-- The records start --

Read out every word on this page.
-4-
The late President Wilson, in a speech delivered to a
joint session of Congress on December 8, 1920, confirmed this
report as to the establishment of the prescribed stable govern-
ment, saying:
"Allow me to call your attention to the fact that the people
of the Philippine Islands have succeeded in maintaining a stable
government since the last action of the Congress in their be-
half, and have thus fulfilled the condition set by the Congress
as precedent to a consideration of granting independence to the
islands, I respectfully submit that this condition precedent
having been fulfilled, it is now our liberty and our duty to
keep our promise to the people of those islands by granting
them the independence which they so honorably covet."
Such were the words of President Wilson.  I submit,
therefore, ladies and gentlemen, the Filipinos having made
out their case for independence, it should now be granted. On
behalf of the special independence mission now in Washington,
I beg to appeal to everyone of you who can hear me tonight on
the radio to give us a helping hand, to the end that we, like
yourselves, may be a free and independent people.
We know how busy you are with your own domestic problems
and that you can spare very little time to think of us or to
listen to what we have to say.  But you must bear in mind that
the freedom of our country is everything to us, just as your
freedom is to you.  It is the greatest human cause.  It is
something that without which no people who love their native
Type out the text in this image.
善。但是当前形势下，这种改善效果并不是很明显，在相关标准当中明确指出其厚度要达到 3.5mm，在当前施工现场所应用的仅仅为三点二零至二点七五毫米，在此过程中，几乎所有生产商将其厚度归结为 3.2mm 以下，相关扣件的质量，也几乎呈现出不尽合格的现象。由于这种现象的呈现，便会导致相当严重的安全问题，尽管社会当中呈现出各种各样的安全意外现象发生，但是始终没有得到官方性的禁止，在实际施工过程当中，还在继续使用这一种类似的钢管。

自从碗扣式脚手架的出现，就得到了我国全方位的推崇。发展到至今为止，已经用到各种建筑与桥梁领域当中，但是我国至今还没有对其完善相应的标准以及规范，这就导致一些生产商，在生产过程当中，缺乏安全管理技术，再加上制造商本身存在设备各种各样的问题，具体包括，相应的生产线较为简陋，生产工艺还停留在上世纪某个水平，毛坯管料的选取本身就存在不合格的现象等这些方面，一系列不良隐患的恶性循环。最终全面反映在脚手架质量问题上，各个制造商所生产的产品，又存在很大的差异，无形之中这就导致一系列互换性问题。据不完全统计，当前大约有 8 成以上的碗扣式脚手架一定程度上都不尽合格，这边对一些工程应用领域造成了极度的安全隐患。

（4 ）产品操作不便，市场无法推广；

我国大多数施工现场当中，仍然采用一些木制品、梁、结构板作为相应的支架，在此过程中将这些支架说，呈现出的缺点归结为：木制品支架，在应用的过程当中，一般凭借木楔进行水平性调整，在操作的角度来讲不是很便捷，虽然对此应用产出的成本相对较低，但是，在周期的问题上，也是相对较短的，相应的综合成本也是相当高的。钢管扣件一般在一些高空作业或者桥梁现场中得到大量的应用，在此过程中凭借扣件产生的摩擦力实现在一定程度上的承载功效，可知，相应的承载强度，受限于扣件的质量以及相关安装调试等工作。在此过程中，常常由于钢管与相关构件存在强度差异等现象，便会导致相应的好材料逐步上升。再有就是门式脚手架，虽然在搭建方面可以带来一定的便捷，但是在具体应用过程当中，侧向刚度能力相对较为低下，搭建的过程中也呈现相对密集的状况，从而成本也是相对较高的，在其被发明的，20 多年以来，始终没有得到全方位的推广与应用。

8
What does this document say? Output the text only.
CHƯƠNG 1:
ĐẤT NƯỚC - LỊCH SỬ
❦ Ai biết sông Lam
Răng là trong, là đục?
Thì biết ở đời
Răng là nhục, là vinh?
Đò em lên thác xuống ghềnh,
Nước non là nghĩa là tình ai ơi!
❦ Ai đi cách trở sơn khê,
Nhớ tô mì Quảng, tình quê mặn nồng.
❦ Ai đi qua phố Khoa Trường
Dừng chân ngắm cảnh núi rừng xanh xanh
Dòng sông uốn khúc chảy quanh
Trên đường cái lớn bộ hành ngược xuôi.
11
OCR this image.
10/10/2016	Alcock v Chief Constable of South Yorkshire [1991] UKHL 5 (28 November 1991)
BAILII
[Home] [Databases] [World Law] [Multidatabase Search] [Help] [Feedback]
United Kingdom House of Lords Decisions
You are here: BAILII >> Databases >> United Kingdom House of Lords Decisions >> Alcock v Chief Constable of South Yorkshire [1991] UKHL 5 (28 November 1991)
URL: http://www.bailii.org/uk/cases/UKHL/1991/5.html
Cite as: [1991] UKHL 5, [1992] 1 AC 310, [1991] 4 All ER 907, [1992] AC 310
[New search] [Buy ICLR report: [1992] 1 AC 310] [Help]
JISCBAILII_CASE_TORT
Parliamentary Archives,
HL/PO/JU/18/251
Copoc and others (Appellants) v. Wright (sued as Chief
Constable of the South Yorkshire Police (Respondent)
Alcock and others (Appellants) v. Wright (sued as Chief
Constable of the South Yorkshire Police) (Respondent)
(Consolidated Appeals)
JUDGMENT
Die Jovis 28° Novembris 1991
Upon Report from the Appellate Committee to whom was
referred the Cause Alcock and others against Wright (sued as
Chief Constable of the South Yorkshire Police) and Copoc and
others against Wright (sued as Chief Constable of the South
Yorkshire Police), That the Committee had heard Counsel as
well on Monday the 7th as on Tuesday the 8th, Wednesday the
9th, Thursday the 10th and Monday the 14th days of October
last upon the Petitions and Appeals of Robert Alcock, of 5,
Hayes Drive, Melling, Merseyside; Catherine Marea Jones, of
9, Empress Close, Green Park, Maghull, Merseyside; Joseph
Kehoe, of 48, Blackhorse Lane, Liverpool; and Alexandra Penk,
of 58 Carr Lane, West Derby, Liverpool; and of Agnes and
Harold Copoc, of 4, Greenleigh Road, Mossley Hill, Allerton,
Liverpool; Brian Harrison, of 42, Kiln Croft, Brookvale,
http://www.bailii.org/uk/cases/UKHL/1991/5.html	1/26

-- The records end --

Exercise description: Repeat each record exactly. Omit nothing.

Solution for this problem:
Read out every word on this page.
-4-
The late President Wilson, in a speech delivered to a
joint session of Congress on December 8, 1920, confirmed this
report as to the establishment of the prescribed stable govern-
ment, saying:
"Allow me to call your attention to the fact that the people
of the Philippine Islands have succeeded in maintaining a stable
government since the last action of the Congress in their be-
half, and have thus fulfilled the condition set by the Congress
as precedent to a consideration of granting independence to the
islands, I respectfully submit that this condition precedent
having been fulfilled, it is now our liberty and our duty to
keep our promise to the people of those islands by granting
them the independence which they so honorably covet."
Such were the words of President Wilson.  I submit,
therefore, ladies and gentlemen, the Filipinos having made
out their case for independence, it should now be granted. On
behalf of the special independence mission now in Washington,
I beg to appeal to everyone of you who can hear me tonight on
the radio to give us a helping hand, to the end that we, like
yourselves, may be a free and independent people.
We know how busy you are with your own domestic problems
and that you can spare very little time to think of us or to
listen to what we have to say.  But you must bear in mind that
the freedom of our country is everything to us, just as your
freedom is to you.  It is the greatest human cause.  It is
something that without which no people who love their native
Type out the text in this image.
善。但是当前形势下，这种改善效果并不是很明显，在相关标准当中明确指出其厚度要达到 3.5mm，在当前施工现场所应用的仅仅为三点二零至二点七五毫米，在此过程中，几乎所有生产商将其厚度归结为 3.2mm 以下，相关扣件的质量，也几乎呈现出不尽合格的现象。由于这种现象的呈现，便会导致相当严重的安全问题，尽管社会当中呈现出各种各样的安全意外现象发生，但是始终没有得到官方性的禁止，在实际施工过程当中，还在继续使用这一种类似的钢管。

自从碗扣式脚手架的出现，就得到了我国全方位的推崇。发展到至今为止，已经用到各种建筑与桥梁领域当中，但是我国至今还没有对其完善相应的标准以及规范，这就导致一些生产商，在生产过程当中，缺乏安全管理技术，再加上制造商本身存在设备各种各样的问题，具体包括，相应的生产线较为简陋，生产工艺还停留在上世纪某个水平，毛坯管料的选取本身就存在不合格的现象等这些方面，一系列不良隐患的恶性循环。最终全面反映在脚手架质量问题上，各个制造商所生产的产品，又存在很大的差异，无形之中这就导致一系列互换性问题。据不完全统计，当前大约有 8 成以上的碗扣式脚手架一定程度上都不尽合格，这边对一些工程应用领域造成了极度的安全隐患。

（4 ）产品操作不便，市场无法推广；

我国大多数施工现场当中，仍然采用一些木制品、梁、结构板作为相应的支架，在此过程中将这些支架说，呈现出的缺点归结为：木制品支架，在应用的过程当中，一般凭借木楔进行水平性调整，在操作的角度来讲不是很便捷，虽然对此应用产出的成本相对较低，但是，在周期的问题上，也是相对较短的，相应的综合成本也是相当高的。钢管扣件一般在一些高空作业或者桥梁现场中得到大量的应用，在此过程中凭借扣件产生的摩擦力实现在一定程度上的承载功效，可知，相应的承载强度，受限于扣件的质量以及相关安装调试等工作。在此过程中，常常由于钢管与相关构件存在强度差异等现象，便会导致相应的好材料逐步上升。再有就是门式脚手架，虽然在搭建方面可以带来一定的便捷，但是在具体应用过程当中，侧向刚度能力相对较为低下，搭建的过程中也呈现相对密集的状况，从而成本也是相对较高的，在其被发明的，20 多年以来，始终没有得到全方位的推广与应用。

8
What does this document say? Output the text only.
CHƯƠNG 1:
ĐẤT NƯỚC - LỊCH SỬ
❦ Ai biết sông Lam
Răng là trong, là đục?
Thì biết ở đời
Răng là nhục, là vinh?
Đò em lên thác xuống ghềnh,
Nước non là nghĩa là tình ai ơi!
❦ Ai đi cách trở sơn khê,
Nhớ tô mì Quảng, tình quê mặn nồng.
❦ Ai đi qua phố Khoa Trường
Dừng chân ngắm cảnh núi rừng xanh xanh
Dòng sông uốn khúc chảy quanh
Trên đường cái lớn bộ hành ngược xuôi.
11
OCR this image.
10/10/2016	Alcock v Chief Constable of South Yorkshire [1991] UKHL 5 (28 November 1991)
BAILII
[Home] [Databases] [World Law] [Multidatabase Search] [Help] [Feedback]
United Kingdom House of Lords Decisions
You are here: BAILII >> Databases >> United Kingdom House of Lords Decisions >> Alcock v Chief Constable of South Yorkshire [1991] UKHL 5 (28 November 1991)
URL: http://www.bailii.org/uk/cases/UKHL/1991/5.html
Cite as: [1991] UKHL 5, [1992] 1 AC 310, [1991] 4 All ER 907, [1992] AC 310
[New search] [Buy ICLR report: [1992] 1 AC 310] [Help]
JISCBAILII_CASE_TORT
Parliamentary Archives,
HL/PO/JU/18/251
Copoc and others (Appellants) v. Wright (sued as Chief
Constable of the South Yorkshire Police (Respondent)
Alcock and others (Appellants) v. Wright (sued as Chief
Constable of the South Yorkshire Police) (Respondent)
(Consolidated Appeals)
JUDGMENT
Die Jovis 28° Novembris 1991
Upon Report from the Appellate Committee to whom was
referred the Cause Alcock and others against Wright (sued as
Chief Constable of the South Yorkshire Police) and Copoc and
others against Wright (sued as Chief Constable of the South
Yorkshire Police), That the Committee had heard Counsel as
well on Monday the 7th as on Tuesday the 8th, Wednesday the
9th, Thursday the 10th and Monday the 14th days of October
last upon the Petitions and Appeals of Robert Alcock, of 5,
Hayes Drive, Melling, Merseyside; Catherine Marea Jones, of
9, Empress Close, Green Park, Maghull, Merseyside; Joseph
Kehoe, of 48, Blackhorse Lane, Liverpool; and Alexandra Penk,
of 58 Carr Lane, West Derby, Liverpool; and of Agnes and
Harold Copoc, of 4, Greenleigh Road, Mossley Hill, Allerton,
Liverpool; Brian Harrison, of 42, Kiln Croft, Brookvale,
http://www.bailii.org/uk/cases/UKHL/1991/5.html	1/26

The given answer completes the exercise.